What you will do: Select each line where the word "this" appears.

Records provided:
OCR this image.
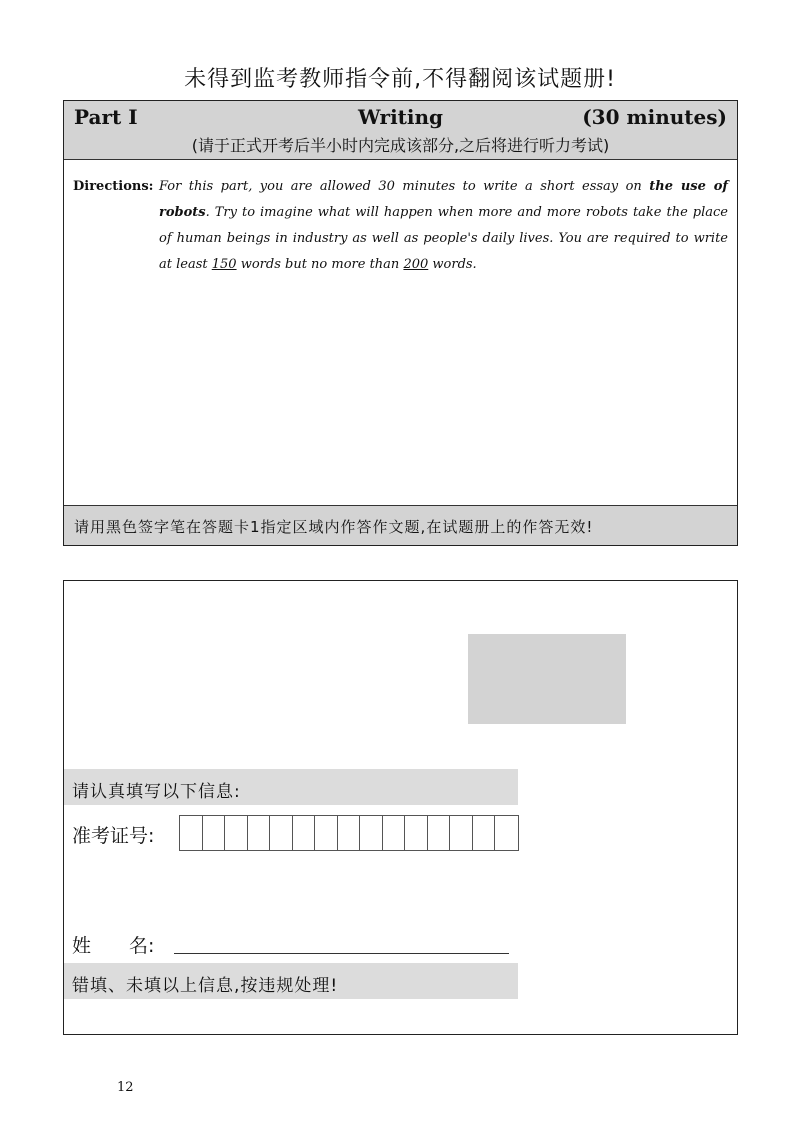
未得到监考教师指令前,不得翻阅该试题册!
Writing
Part I	(30 minutes)
(请于正式开考后半小时内完成该部分,之后将进行听力考试)
Directions: For this part, you are allowed 30 minutes to write a short essay on the use of robots. Try to imagine what will happen when more and more robots take the place of human beings in industry as well as people's daily lives. You are required to write at least 150 words but no more than 200 words.
请用黑色签字笔在答题卡1指定区域内作答作文题,在试题册上的作答无效!
请认真填写以下信息:
准考证号:
姓　　名:
错填、未填以上信息,按违规处理!
12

Exercise response:
OCR this image.
Directions: For this part, you are allowed 30 minutes to write a short essay on the use of robots. Try to imagine what will happen when more and more robots take the place of human beings in industry as well as people's daily lives. You are required to write at least 150 words but no more than 200 words.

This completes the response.